◆ **OBJECTIVE**
Among the entries that follow, tally the lines with the string "repository". Give no more than the number.

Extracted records
┏━━
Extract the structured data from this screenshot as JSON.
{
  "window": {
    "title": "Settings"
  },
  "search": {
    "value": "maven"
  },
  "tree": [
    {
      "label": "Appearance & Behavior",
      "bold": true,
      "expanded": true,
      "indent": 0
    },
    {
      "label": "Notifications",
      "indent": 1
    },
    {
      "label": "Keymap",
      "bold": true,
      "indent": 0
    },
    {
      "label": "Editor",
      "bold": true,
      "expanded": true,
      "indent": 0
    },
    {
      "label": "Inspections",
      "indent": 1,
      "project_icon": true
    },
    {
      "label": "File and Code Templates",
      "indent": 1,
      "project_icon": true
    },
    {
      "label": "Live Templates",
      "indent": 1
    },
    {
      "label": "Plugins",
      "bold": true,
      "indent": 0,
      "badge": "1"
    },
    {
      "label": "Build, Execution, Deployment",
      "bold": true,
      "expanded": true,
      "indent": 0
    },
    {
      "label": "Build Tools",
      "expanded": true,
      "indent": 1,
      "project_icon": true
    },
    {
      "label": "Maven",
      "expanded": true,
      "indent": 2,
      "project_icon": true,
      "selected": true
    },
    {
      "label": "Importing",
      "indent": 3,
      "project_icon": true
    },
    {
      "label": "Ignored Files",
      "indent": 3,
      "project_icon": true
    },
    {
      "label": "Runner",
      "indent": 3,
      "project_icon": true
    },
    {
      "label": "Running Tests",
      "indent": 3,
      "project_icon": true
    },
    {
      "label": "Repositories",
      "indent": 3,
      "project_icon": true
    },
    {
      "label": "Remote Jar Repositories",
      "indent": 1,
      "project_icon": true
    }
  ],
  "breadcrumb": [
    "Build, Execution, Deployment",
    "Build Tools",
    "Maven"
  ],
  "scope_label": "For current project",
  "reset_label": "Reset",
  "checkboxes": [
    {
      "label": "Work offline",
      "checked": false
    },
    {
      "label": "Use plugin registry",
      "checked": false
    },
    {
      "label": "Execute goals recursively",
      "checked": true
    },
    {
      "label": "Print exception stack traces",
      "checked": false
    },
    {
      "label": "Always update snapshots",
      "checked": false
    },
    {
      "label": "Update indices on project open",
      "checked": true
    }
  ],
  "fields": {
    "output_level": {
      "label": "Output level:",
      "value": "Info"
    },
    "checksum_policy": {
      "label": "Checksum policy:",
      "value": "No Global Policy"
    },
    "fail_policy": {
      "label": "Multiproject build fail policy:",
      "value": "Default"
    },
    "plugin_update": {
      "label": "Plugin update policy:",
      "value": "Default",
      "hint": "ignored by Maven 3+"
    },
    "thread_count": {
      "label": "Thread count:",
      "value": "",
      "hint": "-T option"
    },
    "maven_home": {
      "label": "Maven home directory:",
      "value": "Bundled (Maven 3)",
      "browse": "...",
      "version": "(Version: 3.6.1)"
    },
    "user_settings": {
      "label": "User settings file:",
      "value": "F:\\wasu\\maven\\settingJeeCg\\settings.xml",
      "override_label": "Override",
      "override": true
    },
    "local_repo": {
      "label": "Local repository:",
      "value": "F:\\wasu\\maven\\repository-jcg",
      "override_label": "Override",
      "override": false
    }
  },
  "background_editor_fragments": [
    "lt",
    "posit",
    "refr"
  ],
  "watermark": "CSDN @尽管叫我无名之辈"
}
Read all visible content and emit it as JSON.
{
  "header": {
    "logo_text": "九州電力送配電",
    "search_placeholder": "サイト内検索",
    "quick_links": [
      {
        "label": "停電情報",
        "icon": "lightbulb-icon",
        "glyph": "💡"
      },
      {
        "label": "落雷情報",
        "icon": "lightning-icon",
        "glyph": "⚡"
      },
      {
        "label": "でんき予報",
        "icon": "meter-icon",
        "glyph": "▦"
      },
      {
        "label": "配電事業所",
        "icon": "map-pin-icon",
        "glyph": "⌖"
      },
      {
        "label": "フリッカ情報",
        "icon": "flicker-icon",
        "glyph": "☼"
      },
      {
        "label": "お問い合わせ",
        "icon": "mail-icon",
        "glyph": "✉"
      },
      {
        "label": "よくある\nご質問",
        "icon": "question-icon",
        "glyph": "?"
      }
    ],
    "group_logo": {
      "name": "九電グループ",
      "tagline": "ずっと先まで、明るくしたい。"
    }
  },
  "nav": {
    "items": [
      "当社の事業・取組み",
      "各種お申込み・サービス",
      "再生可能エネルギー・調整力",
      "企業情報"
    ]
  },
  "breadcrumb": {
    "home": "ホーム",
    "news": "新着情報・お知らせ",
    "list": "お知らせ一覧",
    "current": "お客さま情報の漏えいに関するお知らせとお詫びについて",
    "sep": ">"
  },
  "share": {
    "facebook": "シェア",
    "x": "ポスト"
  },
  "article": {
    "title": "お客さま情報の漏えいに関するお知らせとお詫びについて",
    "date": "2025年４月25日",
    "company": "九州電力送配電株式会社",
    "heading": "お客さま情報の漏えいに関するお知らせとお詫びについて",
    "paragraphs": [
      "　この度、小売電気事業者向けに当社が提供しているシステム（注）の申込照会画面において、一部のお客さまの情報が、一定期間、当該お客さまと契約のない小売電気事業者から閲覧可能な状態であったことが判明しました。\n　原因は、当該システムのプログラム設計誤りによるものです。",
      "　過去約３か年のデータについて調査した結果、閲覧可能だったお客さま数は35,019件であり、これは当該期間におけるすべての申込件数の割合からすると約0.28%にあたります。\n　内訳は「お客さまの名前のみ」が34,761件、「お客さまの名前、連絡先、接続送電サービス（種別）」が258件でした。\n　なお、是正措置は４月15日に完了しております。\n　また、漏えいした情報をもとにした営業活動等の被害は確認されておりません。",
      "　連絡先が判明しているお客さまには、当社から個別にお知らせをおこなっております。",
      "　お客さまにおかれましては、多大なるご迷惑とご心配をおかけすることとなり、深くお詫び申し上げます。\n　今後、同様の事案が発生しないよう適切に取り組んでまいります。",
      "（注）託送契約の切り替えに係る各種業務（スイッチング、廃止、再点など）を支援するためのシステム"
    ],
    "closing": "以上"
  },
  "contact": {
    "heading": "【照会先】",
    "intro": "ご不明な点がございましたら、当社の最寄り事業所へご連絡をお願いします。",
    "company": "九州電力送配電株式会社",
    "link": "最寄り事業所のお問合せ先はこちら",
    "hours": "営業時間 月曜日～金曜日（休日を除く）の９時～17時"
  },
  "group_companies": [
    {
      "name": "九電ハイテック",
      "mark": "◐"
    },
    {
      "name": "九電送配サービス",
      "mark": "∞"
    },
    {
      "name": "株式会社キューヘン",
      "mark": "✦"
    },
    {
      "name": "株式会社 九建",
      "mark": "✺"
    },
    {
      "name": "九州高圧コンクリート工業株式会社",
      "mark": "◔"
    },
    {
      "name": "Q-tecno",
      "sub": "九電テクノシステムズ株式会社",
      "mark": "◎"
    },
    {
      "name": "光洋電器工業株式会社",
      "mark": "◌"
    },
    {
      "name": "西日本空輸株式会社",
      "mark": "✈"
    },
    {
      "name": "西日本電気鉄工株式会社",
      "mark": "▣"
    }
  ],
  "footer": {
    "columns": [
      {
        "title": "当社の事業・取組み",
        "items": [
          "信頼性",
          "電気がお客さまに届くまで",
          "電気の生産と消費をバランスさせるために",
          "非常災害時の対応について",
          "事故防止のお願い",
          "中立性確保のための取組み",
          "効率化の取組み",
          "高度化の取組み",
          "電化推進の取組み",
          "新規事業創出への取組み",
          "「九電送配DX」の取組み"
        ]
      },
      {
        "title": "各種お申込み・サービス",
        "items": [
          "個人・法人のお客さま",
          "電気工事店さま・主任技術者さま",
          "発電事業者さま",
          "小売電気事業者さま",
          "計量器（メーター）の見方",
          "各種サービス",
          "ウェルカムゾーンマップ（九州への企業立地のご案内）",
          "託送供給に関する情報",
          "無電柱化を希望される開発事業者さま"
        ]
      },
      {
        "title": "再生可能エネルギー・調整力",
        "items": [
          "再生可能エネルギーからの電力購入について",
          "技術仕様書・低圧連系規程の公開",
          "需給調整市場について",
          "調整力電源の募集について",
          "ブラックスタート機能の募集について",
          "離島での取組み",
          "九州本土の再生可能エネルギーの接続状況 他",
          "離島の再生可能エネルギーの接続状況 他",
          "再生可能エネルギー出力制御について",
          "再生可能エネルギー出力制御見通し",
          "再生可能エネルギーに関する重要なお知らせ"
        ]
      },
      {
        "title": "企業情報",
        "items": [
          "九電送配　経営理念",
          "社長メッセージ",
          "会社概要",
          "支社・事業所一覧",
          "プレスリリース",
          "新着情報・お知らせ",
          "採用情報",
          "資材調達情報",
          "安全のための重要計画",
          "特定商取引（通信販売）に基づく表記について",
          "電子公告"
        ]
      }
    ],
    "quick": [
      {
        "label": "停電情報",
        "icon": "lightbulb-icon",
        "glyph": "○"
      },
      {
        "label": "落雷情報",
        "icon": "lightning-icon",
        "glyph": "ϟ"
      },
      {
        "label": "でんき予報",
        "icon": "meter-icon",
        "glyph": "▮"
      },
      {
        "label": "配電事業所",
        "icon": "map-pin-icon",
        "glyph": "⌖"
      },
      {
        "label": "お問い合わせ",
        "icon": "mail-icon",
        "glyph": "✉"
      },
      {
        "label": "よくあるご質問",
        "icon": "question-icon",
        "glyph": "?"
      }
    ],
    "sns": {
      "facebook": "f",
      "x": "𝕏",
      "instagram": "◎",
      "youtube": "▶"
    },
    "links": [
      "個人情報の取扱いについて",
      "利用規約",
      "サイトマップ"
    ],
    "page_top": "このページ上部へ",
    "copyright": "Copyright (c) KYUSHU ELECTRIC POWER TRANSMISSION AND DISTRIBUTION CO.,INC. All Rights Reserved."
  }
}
┗━━
◆ **CORRECT RESULT**
2